Extract the lines of the records from the line with "Patent image size: (994, 1238)." up to and including the line with "The ring-shaped member 21 is at (220, 612).", copying them without any change.

Start of GIVEN DATA

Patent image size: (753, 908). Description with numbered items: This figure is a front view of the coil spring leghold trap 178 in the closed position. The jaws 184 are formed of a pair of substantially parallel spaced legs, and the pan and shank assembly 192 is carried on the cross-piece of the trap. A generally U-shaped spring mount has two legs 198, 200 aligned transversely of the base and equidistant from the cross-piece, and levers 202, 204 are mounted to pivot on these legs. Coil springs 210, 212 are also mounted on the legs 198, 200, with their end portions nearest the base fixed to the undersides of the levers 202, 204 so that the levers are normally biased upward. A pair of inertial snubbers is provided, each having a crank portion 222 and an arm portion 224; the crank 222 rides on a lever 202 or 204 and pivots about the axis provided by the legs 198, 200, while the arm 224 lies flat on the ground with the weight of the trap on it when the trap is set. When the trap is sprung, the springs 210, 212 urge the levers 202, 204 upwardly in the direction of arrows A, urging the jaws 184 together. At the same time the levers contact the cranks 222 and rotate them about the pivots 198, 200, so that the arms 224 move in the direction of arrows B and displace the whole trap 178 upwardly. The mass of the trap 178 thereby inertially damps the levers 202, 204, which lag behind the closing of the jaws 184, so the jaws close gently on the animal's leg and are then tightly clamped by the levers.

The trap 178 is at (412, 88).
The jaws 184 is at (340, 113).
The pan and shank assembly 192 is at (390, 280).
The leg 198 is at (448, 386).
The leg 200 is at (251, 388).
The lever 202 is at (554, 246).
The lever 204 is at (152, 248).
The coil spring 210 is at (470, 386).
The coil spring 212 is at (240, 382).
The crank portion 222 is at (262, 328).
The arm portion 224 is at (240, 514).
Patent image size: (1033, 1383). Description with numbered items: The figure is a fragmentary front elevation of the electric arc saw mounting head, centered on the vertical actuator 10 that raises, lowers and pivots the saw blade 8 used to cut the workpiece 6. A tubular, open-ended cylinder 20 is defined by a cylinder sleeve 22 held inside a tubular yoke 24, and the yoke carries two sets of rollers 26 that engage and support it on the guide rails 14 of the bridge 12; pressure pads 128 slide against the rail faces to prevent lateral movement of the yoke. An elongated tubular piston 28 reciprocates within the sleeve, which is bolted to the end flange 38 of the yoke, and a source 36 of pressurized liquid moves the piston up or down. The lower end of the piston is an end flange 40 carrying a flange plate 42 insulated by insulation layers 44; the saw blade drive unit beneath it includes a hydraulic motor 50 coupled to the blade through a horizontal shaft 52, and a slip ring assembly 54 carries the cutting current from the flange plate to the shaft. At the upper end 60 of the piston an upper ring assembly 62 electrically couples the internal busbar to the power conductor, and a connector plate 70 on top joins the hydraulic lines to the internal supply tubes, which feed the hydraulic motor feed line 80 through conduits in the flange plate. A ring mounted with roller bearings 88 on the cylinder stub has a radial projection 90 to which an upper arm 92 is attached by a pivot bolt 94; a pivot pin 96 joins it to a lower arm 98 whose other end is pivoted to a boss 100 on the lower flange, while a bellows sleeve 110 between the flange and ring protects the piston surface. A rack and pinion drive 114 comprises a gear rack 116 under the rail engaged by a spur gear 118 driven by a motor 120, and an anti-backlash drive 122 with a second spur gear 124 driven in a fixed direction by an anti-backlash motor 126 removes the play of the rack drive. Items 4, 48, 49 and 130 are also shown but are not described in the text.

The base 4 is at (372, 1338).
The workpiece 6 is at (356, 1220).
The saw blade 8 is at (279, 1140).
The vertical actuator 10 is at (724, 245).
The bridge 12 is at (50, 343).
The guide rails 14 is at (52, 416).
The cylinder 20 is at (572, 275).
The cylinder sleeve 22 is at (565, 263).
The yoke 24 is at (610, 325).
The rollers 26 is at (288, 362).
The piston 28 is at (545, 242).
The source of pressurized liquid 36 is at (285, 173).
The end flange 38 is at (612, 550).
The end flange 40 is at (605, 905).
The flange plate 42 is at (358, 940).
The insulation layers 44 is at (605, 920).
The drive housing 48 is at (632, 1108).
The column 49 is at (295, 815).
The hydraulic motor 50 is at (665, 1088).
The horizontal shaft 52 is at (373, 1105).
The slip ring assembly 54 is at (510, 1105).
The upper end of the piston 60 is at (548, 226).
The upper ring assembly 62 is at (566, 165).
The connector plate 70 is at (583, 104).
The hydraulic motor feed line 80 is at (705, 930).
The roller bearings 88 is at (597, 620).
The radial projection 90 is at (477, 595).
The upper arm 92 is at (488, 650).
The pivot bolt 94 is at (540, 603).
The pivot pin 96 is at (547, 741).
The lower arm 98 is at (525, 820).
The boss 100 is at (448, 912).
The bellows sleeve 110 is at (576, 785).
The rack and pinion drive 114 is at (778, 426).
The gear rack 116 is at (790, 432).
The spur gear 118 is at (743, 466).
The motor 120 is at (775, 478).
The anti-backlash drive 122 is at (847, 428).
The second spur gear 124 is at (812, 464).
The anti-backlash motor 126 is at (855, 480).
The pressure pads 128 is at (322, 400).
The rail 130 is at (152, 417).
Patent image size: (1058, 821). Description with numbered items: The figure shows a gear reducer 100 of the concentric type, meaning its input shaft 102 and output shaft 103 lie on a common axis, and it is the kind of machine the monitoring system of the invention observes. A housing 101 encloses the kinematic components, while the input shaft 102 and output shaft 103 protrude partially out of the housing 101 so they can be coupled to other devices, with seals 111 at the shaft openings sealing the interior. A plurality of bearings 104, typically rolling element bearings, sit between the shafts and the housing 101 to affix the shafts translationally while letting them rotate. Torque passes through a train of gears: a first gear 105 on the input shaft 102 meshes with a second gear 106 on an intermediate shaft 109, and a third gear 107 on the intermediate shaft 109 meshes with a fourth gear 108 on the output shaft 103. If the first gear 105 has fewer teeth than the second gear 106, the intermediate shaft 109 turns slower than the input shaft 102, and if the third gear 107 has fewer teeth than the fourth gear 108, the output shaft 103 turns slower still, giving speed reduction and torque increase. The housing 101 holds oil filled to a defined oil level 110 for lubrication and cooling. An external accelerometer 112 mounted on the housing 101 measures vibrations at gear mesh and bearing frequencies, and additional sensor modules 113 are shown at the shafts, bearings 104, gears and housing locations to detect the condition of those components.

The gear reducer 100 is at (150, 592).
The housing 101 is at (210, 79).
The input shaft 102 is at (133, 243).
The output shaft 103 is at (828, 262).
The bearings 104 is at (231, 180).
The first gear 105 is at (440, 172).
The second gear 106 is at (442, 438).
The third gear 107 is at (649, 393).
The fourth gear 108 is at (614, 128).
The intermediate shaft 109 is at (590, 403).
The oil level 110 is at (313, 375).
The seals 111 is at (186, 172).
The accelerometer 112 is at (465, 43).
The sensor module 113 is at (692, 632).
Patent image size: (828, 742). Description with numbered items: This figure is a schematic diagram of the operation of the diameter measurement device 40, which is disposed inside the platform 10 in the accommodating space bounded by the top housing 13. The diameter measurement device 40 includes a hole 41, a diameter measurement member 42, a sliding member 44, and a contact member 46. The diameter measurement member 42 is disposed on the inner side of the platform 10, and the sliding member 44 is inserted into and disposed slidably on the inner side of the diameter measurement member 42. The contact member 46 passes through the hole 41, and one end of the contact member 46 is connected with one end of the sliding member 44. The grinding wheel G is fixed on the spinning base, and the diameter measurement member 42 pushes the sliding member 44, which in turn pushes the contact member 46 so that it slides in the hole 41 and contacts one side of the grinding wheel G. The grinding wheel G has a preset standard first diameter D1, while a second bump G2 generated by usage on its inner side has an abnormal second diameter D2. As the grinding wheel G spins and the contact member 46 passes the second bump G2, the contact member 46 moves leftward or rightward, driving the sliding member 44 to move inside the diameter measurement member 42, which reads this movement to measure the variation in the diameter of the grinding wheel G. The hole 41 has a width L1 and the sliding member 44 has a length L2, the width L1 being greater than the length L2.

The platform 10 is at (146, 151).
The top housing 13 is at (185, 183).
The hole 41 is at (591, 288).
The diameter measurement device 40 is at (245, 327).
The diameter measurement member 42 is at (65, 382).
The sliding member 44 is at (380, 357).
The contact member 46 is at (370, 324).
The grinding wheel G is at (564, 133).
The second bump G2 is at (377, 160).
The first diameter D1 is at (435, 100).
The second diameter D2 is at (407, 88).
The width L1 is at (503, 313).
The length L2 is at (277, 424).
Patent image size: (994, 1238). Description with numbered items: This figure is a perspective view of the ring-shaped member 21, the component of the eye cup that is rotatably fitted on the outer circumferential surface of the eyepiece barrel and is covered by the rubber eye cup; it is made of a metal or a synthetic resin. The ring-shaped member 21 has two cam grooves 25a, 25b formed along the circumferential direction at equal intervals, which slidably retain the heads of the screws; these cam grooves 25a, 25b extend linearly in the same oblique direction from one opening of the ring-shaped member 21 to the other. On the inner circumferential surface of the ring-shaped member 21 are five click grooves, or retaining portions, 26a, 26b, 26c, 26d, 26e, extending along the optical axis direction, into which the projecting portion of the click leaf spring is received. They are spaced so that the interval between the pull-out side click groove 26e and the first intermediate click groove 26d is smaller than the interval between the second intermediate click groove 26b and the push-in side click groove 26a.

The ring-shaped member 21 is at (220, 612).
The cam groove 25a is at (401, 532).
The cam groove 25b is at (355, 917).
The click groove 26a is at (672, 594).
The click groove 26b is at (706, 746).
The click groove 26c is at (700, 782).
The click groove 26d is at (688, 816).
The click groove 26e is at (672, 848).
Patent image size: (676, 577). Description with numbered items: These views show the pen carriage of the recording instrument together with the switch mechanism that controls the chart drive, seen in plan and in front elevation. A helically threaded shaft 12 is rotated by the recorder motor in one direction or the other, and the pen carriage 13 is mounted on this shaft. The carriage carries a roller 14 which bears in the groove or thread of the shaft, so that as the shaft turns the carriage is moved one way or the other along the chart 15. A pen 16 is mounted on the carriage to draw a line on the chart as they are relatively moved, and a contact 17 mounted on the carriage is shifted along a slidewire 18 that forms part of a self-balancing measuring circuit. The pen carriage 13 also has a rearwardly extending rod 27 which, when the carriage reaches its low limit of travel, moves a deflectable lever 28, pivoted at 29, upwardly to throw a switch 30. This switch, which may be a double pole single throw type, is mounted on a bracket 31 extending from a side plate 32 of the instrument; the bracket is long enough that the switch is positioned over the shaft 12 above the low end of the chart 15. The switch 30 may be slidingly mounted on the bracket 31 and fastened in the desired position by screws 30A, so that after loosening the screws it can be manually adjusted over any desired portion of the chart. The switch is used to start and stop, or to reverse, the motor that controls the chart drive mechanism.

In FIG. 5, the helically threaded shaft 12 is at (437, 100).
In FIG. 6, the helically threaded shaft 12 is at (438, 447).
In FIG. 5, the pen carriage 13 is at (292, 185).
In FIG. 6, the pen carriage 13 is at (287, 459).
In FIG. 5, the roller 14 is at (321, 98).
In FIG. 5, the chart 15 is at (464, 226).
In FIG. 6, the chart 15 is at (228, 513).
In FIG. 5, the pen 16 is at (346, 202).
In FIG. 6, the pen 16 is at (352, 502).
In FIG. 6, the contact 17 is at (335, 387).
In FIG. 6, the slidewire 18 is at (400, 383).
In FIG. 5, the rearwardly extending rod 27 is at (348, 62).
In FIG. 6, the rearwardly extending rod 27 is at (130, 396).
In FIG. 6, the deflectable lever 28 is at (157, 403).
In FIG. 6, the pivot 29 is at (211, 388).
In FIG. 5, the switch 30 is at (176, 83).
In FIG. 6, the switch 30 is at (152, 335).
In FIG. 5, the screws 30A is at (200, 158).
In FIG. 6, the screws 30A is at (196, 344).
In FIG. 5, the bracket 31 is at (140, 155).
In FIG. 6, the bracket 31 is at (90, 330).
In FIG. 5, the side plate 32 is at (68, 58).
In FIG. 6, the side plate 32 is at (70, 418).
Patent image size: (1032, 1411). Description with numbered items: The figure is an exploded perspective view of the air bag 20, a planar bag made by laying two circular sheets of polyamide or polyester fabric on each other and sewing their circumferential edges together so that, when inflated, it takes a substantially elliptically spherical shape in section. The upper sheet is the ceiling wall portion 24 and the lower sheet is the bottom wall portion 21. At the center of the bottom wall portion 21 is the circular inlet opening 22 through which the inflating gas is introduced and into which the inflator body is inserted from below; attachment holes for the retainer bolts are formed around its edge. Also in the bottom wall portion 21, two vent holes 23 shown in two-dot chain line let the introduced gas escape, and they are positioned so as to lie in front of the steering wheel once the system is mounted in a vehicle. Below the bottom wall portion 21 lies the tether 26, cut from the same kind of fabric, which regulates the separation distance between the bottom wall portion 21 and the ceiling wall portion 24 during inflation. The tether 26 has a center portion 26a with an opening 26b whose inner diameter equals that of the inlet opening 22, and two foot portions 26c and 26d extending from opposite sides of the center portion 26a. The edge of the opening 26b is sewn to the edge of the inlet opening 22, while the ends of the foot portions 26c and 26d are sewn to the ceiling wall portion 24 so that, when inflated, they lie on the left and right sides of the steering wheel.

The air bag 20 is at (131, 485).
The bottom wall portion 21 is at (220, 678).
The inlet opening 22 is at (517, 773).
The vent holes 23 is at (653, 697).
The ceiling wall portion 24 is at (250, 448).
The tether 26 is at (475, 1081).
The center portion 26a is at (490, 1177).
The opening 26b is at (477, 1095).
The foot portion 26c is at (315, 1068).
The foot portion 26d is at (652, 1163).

End of GIVEN DATA

### [WORKED SOLUTION]
Patent image size: (994, 1238). Description with numbered items: This figure is a perspective view of the ring-shaped member 21, the component of the eye cup that is rotatably fitted on the outer circumferential surface of the eyepiece barrel and is covered by the rubber eye cup; it is made of a metal or a synthetic resin. The ring-shaped member 21 has two cam grooves 25a, 25b formed along the circumferential direction at equal intervals, which slidably retain the heads of the screws; these cam grooves 25a, 25b extend linearly in the same oblique direction from one opening of the ring-shaped member 21 to the other. On the inner circumferential surface of the ring-shaped member 21 are five click grooves, or retaining portions, 26a, 26b, 26c, 26d, 26e, extending along the optical axis direction, into which the projecting portion of the click leaf spring is received. They are spaced so that the interval between the pull-out side click groove 26e and the first intermediate click groove 26d is smaller than the interval between the second intermediate click groove 26b and the push-in side click groove 26a.

The ring-shaped member 21 is at (220, 612).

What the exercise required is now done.